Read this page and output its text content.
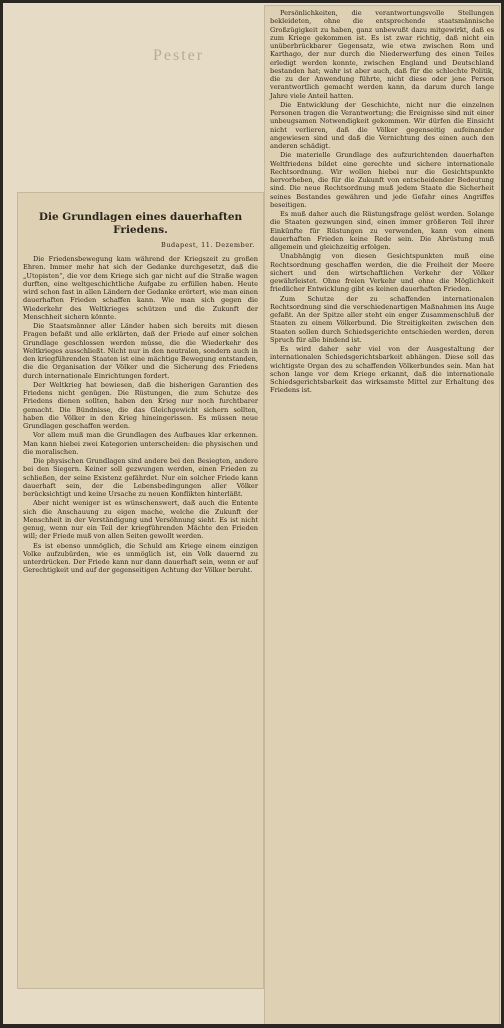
Pester

Persönlichkeiten, die verantwortungsvolle Stellungen bekleideten, ohne die entsprechende staatsmännische Großzügigkeit zu haben, ganz unbewußt dazu mitgewirkt, daß es zum Kriege gekommen ist. Es ist zwar richtig, daß nicht ein unüberbrückbarer Gegensatz, wie etwa zwischen Rom und Karthago, der nur durch die Niederwerfung des einen Teiles erledigt werden konnte, zwischen England und Deutschland bestanden hat; wahr ist aber auch, daß für die schlechte Politik, die zu der Anwendung führte, nicht diese oder jene Person verantwortlich gemacht werden kann, da darum durch lange Jahre viele Anteil hatten.

Die Entwicklung der Geschichte, nicht nur die einzelnen Personen tragen die Verantwortung; die Ereignisse sind mit einer unbeugsamen Notwendigkeit gekommen. Wir dürfen die Einsicht nicht verlieren, daß die Völker gegenseitig aufeinander angewiesen sind und daß die Vernichtung des einen auch den anderen schädigt.

Die materielle Grundlage des aufzurichtenden dauerhaften Weltfriedens bildet eine gerechte und sichere internationale Rechtsordnung. Wir wollen hiebei nur die Gesichtspunkte hervorheben, die für die Zukunft von entscheidender Bedeutung sind. Die neue Rechtsordnung muß jedem Staate die Sicherheit seines Bestandes gewähren und jede Gefahr eines Angriffes beseitigen.

Es muß daher auch die Rüstungsfrage gelöst werden. Solange die Staaten gezwungen sind, einen immer größeren Teil ihrer Einkünfte für Rüstungen zu verwenden, kann von einem dauerhaften Frieden keine Rede sein. Die Abrüstung muß allgemein und gleichzeitig erfolgen.

Unabhängig von diesen Gesichtspunkten muß eine Rechtsordnung geschaffen werden, die die Freiheit der Meere sichert und den wirtschaftlichen Verkehr der Völker gewährleistet. Ohne freien Verkehr und ohne die Möglichkeit friedlicher Entwicklung gibt es keinen dauerhaften Frieden.

Zum Schutze der zu schaffenden internationalen Rechtsordnung sind die verschiedenartigen Maßnahmen ins Auge gefaßt. An der Spitze aller steht ein enger Zusammenschluß der Staaten zu einem Völkerbund. Die Streitigkeiten zwischen den Staaten sollen durch Schiedsgerichte entschieden werden, deren Spruch für alle bindend ist.

Es wird daher sehr viel von der Ausgestaltung der internationalen Schiedsgerichtsbarkeit abhängen. Diese soll das wichtigste Organ des zu schaffenden Völkerbundes sein. Man hat schon lange vor dem Kriege erkannt, daß die internationale Schiedsgerichtsbarkeit das wirksamste Mittel zur Erhaltung des Friedens ist.

Die Grundlagen eines dauerhaften Friedens.
Budapest, 11. Dezember.

Die Friedensbewegung kam während der Kriegszeit zu großen Ehren. Immer mehr hat sich der Gedanke durchgesetzt, daß die „Utopisten“, die vor dem Kriege sich gar nicht auf die Straße wagen durften, eine weltgeschichtliche Aufgabe zu erfüllen haben. Heute wird schon fast in allen Ländern der Gedanke erörtert, wie man einen dauerhaften Frieden schaffen kann. Wie man sich gegen die Wiederkehr des Weltkrieges schützen und die Zukunft der Menschheit sichern könnte.

Die Staatsmänner aller Länder haben sich bereits mit diesen Fragen befaßt und alle erklärten, daß der Friede auf einer solchen Grundlage geschlossen werden müsse, die die Wiederkehr des Weltkrieges ausschließt. Nicht nur in den neutralen, sondern auch in den kriegführenden Staaten ist eine mächtige Bewegung entstanden, die die Organisation der Völker und die Sicherung des Friedens durch internationale Einrichtungen fordert.

Der Weltkrieg hat bewiesen, daß die bisherigen Garantien des Friedens nicht genügen. Die Rüstungen, die zum Schutze des Friedens dienen sollten, haben den Krieg nur noch furchtbarer gemacht. Die Bündnisse, die das Gleichgewicht sichern sollten, haben die Völker in den Krieg hineingerissen. Es müssen neue Grundlagen geschaffen werden.

Vor allem muß man die Grundlagen des Aufbaues klar erkennen. Man kann hiebei zwei Kategorien unterscheiden: die physischen und die moralischen.

Die physischen Grundlagen sind andere bei den Besiegten, andere bei den Siegern. Keiner soll gezwungen werden, einen Frieden zu schließen, der seine Existenz gefährdet. Nur ein solcher Friede kann dauerhaft sein, der die Lebensbedingungen aller Völker berücksichtigt und keine Ursache zu neuen Konflikten hinterläßt.

Aber nicht weniger ist es wünschenswert, daß auch die Entente sich die Anschauung zu eigen mache, welche die Zukunft der Menschheit in der Verständigung und Versöhnung sieht. Es ist nicht genug, wenn nur ein Teil der kriegführenden Mächte den Frieden will; der Friede muß von allen Seiten gewollt werden.

Es ist ebenso unmöglich, die Schuld am Kriege einem einzigen Volke aufzubürden, wie es unmöglich ist, ein Volk dauernd zu unterdrücken. Der Friede kann nur dann dauerhaft sein, wenn er auf Gerechtigkeit und auf der gegenseitigen Achtung der Völker beruht.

Exercise goal>
Copy the listing exactly. Any image in it stays out of the copy.

Output for this task>
Read this page and output its text content.
Pester

Persönlichkeiten, die verantwortungsvolle Stellungen bekleideten, ohne die entsprechende staatsmännische Großzügigkeit zu haben, ganz unbewußt dazu mitgewirkt, daß es zum Kriege gekommen ist. Es ist zwar richtig, daß nicht ein unüberbrückbarer Gegensatz, wie etwa zwischen Rom und Karthago, der nur durch die Niederwerfung des einen Teiles erledigt werden konnte, zwischen England und Deutschland bestanden hat; wahr ist aber auch, daß für die schlechte Politik, die zu der Anwendung führte, nicht diese oder jene Person verantwortlich gemacht werden kann, da darum durch lange Jahre viele Anteil hatten.

Die Entwicklung der Geschichte, nicht nur die einzelnen Personen tragen die Verantwortung; die Ereignisse sind mit einer unbeugsamen Notwendigkeit gekommen. Wir dürfen die Einsicht nicht verlieren, daß die Völker gegenseitig aufeinander angewiesen sind und daß die Vernichtung des einen auch den anderen schädigt.

Die materielle Grundlage des aufzurichtenden dauerhaften Weltfriedens bildet eine gerechte und sichere internationale Rechtsordnung. Wir wollen hiebei nur die Gesichtspunkte hervorheben, die für die Zukunft von entscheidender Bedeutung sind. Die neue Rechtsordnung muß jedem Staate die Sicherheit seines Bestandes gewähren und jede Gefahr eines Angriffes beseitigen.

Es muß daher auch die Rüstungsfrage gelöst werden. Solange die Staaten gezwungen sind, einen immer größeren Teil ihrer Einkünfte für Rüstungen zu verwenden, kann von einem dauerhaften Frieden keine Rede sein. Die Abrüstung muß allgemein und gleichzeitig erfolgen.

Unabhängig von diesen Gesichtspunkten muß eine Rechtsordnung geschaffen werden, die die Freiheit der Meere sichert und den wirtschaftlichen Verkehr der Völker gewährleistet. Ohne freien Verkehr und ohne die Möglichkeit friedlicher Entwicklung gibt es keinen dauerhaften Frieden.

Zum Schutze der zu schaffenden internationalen Rechtsordnung sind die verschiedenartigen Maßnahmen ins Auge gefaßt. An der Spitze aller steht ein enger Zusammenschluß der Staaten zu einem Völkerbund. Die Streitigkeiten zwischen den Staaten sollen durch Schiedsgerichte entschieden werden, deren Spruch für alle bindend ist.

Es wird daher sehr viel von der Ausgestaltung der internationalen Schiedsgerichtsbarkeit abhängen. Diese soll das wichtigste Organ des zu schaffenden Völkerbundes sein. Man hat schon lange vor dem Kriege erkannt, daß die internationale Schiedsgerichtsbarkeit das wirksamste Mittel zur Erhaltung des Friedens ist.

Die Grundlagen eines dauerhaften Friedens.
Budapest, 11. Dezember.

Die Friedensbewegung kam während der Kriegszeit zu großen Ehren. Immer mehr hat sich der Gedanke durchgesetzt, daß die „Utopisten“, die vor dem Kriege sich gar nicht auf die Straße wagen durften, eine weltgeschichtliche Aufgabe zu erfüllen haben. Heute wird schon fast in allen Ländern der Gedanke erörtert, wie man einen dauerhaften Frieden schaffen kann. Wie man sich gegen die Wiederkehr des Weltkrieges schützen und die Zukunft der Menschheit sichern könnte.

Die Staatsmänner aller Länder haben sich bereits mit diesen Fragen befaßt und alle erklärten, daß der Friede auf einer solchen Grundlage geschlossen werden müsse, die die Wiederkehr des Weltkrieges ausschließt. Nicht nur in den neutralen, sondern auch in den kriegführenden Staaten ist eine mächtige Bewegung entstanden, die die Organisation der Völker und die Sicherung des Friedens durch internationale Einrichtungen fordert.

Der Weltkrieg hat bewiesen, daß die bisherigen Garantien des Friedens nicht genügen. Die Rüstungen, die zum Schutze des Friedens dienen sollten, haben den Krieg nur noch furchtbarer gemacht. Die Bündnisse, die das Gleichgewicht sichern sollten, haben die Völker in den Krieg hineingerissen. Es müssen neue Grundlagen geschaffen werden.

Vor allem muß man die Grundlagen des Aufbaues klar erkennen. Man kann hiebei zwei Kategorien unterscheiden: die physischen und die moralischen.

Die physischen Grundlagen sind andere bei den Besiegten, andere bei den Siegern. Keiner soll gezwungen werden, einen Frieden zu schließen, der seine Existenz gefährdet. Nur ein solcher Friede kann dauerhaft sein, der die Lebensbedingungen aller Völker berücksichtigt und keine Ursache zu neuen Konflikten hinterläßt.

Aber nicht weniger ist es wünschenswert, daß auch die Entente sich die Anschauung zu eigen mache, welche die Zukunft der Menschheit in der Verständigung und Versöhnung sieht. Es ist nicht genug, wenn nur ein Teil der kriegführenden Mächte den Frieden will; der Friede muß von allen Seiten gewollt werden.

Es ist ebenso unmöglich, die Schuld am Kriege einem einzigen Volke aufzubürden, wie es unmöglich ist, ein Volk dauernd zu unterdrücken. Der Friede kann nur dann dauerhaft sein, wenn er auf Gerechtigkeit und auf der gegenseitigen Achtung der Völker beruht.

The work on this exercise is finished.